- [What is needed]
Write out every one of the rows below line for line, with no change to any character.

- [Records supplied]
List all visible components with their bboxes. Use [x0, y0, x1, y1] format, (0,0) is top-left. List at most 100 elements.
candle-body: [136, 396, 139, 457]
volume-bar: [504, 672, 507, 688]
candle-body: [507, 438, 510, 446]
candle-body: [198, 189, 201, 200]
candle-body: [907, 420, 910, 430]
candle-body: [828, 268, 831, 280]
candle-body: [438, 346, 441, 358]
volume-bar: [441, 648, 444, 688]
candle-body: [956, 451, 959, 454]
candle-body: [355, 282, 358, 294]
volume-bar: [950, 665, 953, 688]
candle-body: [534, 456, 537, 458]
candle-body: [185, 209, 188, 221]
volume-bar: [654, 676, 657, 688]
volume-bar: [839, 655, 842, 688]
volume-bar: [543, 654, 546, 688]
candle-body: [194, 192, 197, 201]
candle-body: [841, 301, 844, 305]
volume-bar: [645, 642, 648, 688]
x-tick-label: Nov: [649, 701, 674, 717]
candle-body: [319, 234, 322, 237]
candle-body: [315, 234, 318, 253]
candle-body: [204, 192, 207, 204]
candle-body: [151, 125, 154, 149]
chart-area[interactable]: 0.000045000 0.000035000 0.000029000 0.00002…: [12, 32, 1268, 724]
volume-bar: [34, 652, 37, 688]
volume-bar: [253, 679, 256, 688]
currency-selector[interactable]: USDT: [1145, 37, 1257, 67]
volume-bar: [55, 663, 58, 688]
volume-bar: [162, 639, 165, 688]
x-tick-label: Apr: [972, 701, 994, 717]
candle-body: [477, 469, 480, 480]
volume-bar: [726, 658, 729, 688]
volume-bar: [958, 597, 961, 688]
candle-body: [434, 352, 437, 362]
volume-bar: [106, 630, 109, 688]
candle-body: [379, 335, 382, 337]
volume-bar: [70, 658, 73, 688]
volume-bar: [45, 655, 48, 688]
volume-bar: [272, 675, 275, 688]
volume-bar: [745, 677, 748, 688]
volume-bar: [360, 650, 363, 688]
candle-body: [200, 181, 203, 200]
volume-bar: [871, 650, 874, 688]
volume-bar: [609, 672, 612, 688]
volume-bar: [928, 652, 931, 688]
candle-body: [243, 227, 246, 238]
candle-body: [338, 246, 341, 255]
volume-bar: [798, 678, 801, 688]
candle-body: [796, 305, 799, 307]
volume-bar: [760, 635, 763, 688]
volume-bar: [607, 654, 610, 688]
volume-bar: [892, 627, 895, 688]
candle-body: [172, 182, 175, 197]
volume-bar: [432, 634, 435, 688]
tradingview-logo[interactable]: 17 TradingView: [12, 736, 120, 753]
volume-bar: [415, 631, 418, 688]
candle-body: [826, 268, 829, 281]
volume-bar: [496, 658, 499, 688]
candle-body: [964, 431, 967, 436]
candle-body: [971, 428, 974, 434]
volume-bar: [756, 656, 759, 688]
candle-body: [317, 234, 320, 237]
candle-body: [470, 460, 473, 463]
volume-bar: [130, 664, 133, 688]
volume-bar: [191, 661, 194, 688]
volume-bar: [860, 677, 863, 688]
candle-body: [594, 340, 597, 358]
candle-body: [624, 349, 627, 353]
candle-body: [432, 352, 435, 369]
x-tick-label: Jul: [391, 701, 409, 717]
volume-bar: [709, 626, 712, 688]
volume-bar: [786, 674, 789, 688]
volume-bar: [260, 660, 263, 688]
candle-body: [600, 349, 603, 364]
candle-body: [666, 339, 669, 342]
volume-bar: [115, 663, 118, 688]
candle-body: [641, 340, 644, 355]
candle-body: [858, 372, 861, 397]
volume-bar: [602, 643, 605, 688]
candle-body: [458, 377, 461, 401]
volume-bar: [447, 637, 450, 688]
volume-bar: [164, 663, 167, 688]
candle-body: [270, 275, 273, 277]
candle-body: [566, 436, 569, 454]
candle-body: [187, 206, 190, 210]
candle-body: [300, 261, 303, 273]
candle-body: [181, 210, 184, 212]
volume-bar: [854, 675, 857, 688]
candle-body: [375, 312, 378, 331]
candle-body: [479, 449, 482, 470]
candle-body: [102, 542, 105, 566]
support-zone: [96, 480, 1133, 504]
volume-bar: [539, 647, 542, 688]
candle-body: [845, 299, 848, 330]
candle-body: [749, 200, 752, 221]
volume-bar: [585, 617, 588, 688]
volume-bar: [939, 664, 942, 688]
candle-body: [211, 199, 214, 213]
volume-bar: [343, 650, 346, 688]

- [The reply]
List all visible components with their bboxes. Use [x0, y0, x1, y1] format, (0,0) is top-left. List at most 100 elements.
candle-body: [136, 396, 139, 457]
volume-bar: [504, 672, 507, 688]
candle-body: [507, 438, 510, 446]
candle-body: [198, 189, 201, 200]
candle-body: [907, 420, 910, 430]
candle-body: [828, 268, 831, 280]
candle-body: [438, 346, 441, 358]
volume-bar: [441, 648, 444, 688]
candle-body: [956, 451, 959, 454]
candle-body: [355, 282, 358, 294]
volume-bar: [950, 665, 953, 688]
candle-body: [534, 456, 537, 458]
candle-body: [185, 209, 188, 221]
volume-bar: [654, 676, 657, 688]
volume-bar: [839, 655, 842, 688]
volume-bar: [543, 654, 546, 688]
candle-body: [194, 192, 197, 201]
candle-body: [841, 301, 844, 305]
volume-bar: [645, 642, 648, 688]
x-tick-label: Nov: [649, 701, 674, 717]
candle-body: [319, 234, 322, 237]
candle-body: [315, 234, 318, 253]
candle-body: [204, 192, 207, 204]
candle-body: [151, 125, 154, 149]
chart-area[interactable]: 0.000045000 0.000035000 0.000029000 0.00002…: [12, 32, 1268, 724]
volume-bar: [34, 652, 37, 688]
volume-bar: [253, 679, 256, 688]
currency-selector[interactable]: USDT: [1145, 37, 1257, 67]
volume-bar: [55, 663, 58, 688]
volume-bar: [162, 639, 165, 688]
x-tick-label: Apr: [972, 701, 994, 717]
candle-body: [477, 469, 480, 480]
volume-bar: [726, 658, 729, 688]
volume-bar: [958, 597, 961, 688]
candle-body: [434, 352, 437, 362]
volume-bar: [106, 630, 109, 688]
candle-body: [379, 335, 382, 337]
volume-bar: [70, 658, 73, 688]
volume-bar: [45, 655, 48, 688]
volume-bar: [272, 675, 275, 688]
volume-bar: [745, 677, 748, 688]
volume-bar: [360, 650, 363, 688]
candle-body: [200, 181, 203, 200]
volume-bar: [871, 650, 874, 688]
volume-bar: [609, 672, 612, 688]
volume-bar: [928, 652, 931, 688]
candle-body: [243, 227, 246, 238]
candle-body: [338, 246, 341, 255]
volume-bar: [798, 678, 801, 688]
candle-body: [796, 305, 799, 307]
volume-bar: [760, 635, 763, 688]
volume-bar: [607, 654, 610, 688]
volume-bar: [892, 627, 895, 688]
candle-body: [172, 182, 175, 197]
volume-bar: [432, 634, 435, 688]
tradingview-logo[interactable]: 17 TradingView: [12, 736, 120, 753]
volume-bar: [415, 631, 418, 688]
candle-body: [826, 268, 829, 281]
volume-bar: [496, 658, 499, 688]
candle-body: [964, 431, 967, 436]
candle-body: [971, 428, 974, 434]
volume-bar: [756, 656, 759, 688]
candle-body: [317, 234, 320, 237]
candle-body: [470, 460, 473, 463]
volume-bar: [130, 664, 133, 688]
volume-bar: [191, 661, 194, 688]
volume-bar: [860, 677, 863, 688]
candle-body: [594, 340, 597, 358]
candle-body: [624, 349, 627, 353]
candle-body: [432, 352, 435, 369]
x-tick-label: Jul: [391, 701, 409, 717]
volume-bar: [709, 626, 712, 688]
volume-bar: [786, 674, 789, 688]
volume-bar: [260, 660, 263, 688]
candle-body: [600, 349, 603, 364]
candle-body: [666, 339, 669, 342]
volume-bar: [115, 663, 118, 688]
candle-body: [641, 340, 644, 355]
candle-body: [858, 372, 861, 397]
volume-bar: [602, 643, 605, 688]
candle-body: [458, 377, 461, 401]
volume-bar: [447, 637, 450, 688]
volume-bar: [164, 663, 167, 688]
candle-body: [270, 275, 273, 277]
candle-body: [566, 436, 569, 454]
candle-body: [187, 206, 190, 210]
candle-body: [300, 261, 303, 273]
candle-body: [181, 210, 184, 212]
volume-bar: [854, 675, 857, 688]
candle-body: [375, 312, 378, 331]
candle-body: [479, 449, 482, 470]
candle-body: [102, 542, 105, 566]
support-zone: [96, 480, 1133, 504]
volume-bar: [539, 647, 542, 688]
candle-body: [845, 299, 848, 330]
candle-body: [749, 200, 752, 221]
volume-bar: [585, 617, 588, 688]
volume-bar: [939, 664, 942, 688]
candle-body: [211, 199, 214, 213]
volume-bar: [343, 650, 346, 688]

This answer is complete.